**EXERCISE DESCRIPTION**
Below are some entries. Output each one exactly as it appears.

## Begin RECORDS SHOWN

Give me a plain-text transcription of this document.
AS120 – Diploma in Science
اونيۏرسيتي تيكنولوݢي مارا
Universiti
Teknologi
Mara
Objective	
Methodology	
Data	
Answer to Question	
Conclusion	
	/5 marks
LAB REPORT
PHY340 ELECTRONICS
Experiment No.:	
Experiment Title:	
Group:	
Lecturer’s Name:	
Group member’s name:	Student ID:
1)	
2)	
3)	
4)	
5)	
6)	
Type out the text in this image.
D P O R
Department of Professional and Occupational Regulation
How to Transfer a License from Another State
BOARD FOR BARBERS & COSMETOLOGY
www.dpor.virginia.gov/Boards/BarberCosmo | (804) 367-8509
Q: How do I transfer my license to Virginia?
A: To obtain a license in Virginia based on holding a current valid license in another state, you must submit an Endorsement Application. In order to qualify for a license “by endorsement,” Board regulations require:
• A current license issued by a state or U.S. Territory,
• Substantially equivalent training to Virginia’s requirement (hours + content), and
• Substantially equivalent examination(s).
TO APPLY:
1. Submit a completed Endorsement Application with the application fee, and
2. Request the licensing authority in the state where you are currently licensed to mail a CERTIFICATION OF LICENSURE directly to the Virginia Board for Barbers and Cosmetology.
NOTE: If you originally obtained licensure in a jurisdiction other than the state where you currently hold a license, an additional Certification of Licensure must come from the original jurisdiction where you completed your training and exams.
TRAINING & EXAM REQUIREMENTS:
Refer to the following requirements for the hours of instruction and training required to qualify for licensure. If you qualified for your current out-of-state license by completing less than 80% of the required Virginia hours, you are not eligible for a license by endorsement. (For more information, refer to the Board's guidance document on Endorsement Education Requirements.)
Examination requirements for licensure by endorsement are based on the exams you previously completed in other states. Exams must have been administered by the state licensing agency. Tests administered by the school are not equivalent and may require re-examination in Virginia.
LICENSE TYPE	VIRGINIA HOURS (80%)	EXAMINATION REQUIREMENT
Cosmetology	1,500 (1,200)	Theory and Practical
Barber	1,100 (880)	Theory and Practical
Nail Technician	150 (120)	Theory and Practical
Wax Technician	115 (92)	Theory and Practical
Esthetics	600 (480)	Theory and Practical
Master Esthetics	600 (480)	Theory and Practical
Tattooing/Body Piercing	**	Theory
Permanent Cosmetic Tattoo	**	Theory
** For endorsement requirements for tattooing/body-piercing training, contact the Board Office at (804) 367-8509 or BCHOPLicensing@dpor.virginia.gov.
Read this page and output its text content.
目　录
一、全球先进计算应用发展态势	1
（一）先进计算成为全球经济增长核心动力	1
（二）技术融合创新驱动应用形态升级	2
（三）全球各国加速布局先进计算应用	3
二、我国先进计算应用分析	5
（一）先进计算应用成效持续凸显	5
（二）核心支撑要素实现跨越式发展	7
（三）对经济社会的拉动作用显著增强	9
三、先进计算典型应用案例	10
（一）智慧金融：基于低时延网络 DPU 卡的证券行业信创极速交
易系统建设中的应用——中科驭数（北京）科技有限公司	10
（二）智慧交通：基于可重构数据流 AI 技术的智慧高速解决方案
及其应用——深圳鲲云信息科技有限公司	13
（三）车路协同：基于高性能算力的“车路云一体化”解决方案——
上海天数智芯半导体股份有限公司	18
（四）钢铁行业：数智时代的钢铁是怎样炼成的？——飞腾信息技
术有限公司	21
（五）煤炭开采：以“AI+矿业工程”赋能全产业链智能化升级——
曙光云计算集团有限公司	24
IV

## End RECORDS SHOWN

**WORKED SOLUTION**
Give me a plain-text transcription of this document.
AS120 – Diploma in Science
اونيۏرسيتي تيكنولوݢي مارا
Universiti
Teknologi
Mara
Objective	
Methodology	
Data	
Answer to Question	
Conclusion	
	/5 marks
LAB REPORT
PHY340 ELECTRONICS
Experiment No.:	
Experiment Title:	
Group:	
Lecturer’s Name:	
Group member’s name:	Student ID:
1)	
2)	
3)	
4)	
5)	
6)	
Type out the text in this image.
D P O R
Department of Professional and Occupational Regulation
How to Transfer a License from Another State
BOARD FOR BARBERS & COSMETOLOGY
www.dpor.virginia.gov/Boards/BarberCosmo | (804) 367-8509
Q: How do I transfer my license to Virginia?
A: To obtain a license in Virginia based on holding a current valid license in another state, you must submit an Endorsement Application. In order to qualify for a license “by endorsement,” Board regulations require:
• A current license issued by a state or U.S. Territory,
• Substantially equivalent training to Virginia’s requirement (hours + content), and
• Substantially equivalent examination(s).
TO APPLY:
1. Submit a completed Endorsement Application with the application fee, and
2. Request the licensing authority in the state where you are currently licensed to mail a CERTIFICATION OF LICENSURE directly to the Virginia Board for Barbers and Cosmetology.
NOTE: If you originally obtained licensure in a jurisdiction other than the state where you currently hold a license, an additional Certification of Licensure must come from the original jurisdiction where you completed your training and exams.
TRAINING & EXAM REQUIREMENTS:
Refer to the following requirements for the hours of instruction and training required to qualify for licensure. If you qualified for your current out-of-state license by completing less than 80% of the required Virginia hours, you are not eligible for a license by endorsement. (For more information, refer to the Board's guidance document on Endorsement Education Requirements.)
Examination requirements for licensure by endorsement are based on the exams you previously completed in other states. Exams must have been administered by the state licensing agency. Tests administered by the school are not equivalent and may require re-examination in Virginia.
LICENSE TYPE	VIRGINIA HOURS (80%)	EXAMINATION REQUIREMENT
Cosmetology	1,500 (1,200)	Theory and Practical
Barber	1,100 (880)	Theory and Practical
Nail Technician	150 (120)	Theory and Practical
Wax Technician	115 (92)	Theory and Practical
Esthetics	600 (480)	Theory and Practical
Master Esthetics	600 (480)	Theory and Practical
Tattooing/Body Piercing	**	Theory
Permanent Cosmetic Tattoo	**	Theory
** For endorsement requirements for tattooing/body-piercing training, contact the Board Office at (804) 367-8509 or BCHOPLicensing@dpor.virginia.gov.
Read this page and output its text content.
目　录
一、全球先进计算应用发展态势	1
（一）先进计算成为全球经济增长核心动力	1
（二）技术融合创新驱动应用形态升级	2
（三）全球各国加速布局先进计算应用	3
二、我国先进计算应用分析	5
（一）先进计算应用成效持续凸显	5
（二）核心支撑要素实现跨越式发展	7
（三）对经济社会的拉动作用显著增强	9
三、先进计算典型应用案例	10
（一）智慧金融：基于低时延网络 DPU 卡的证券行业信创极速交
易系统建设中的应用——中科驭数（北京）科技有限公司	10
（二）智慧交通：基于可重构数据流 AI 技术的智慧高速解决方案
及其应用——深圳鲲云信息科技有限公司	13
（三）车路协同：基于高性能算力的“车路云一体化”解决方案——
上海天数智芯半导体股份有限公司	18
（四）钢铁行业：数智时代的钢铁是怎样炼成的？——飞腾信息技
术有限公司	21
（五）煤炭开采：以“AI+矿业工程”赋能全产业链智能化升级——
曙光云计算集团有限公司	24
IV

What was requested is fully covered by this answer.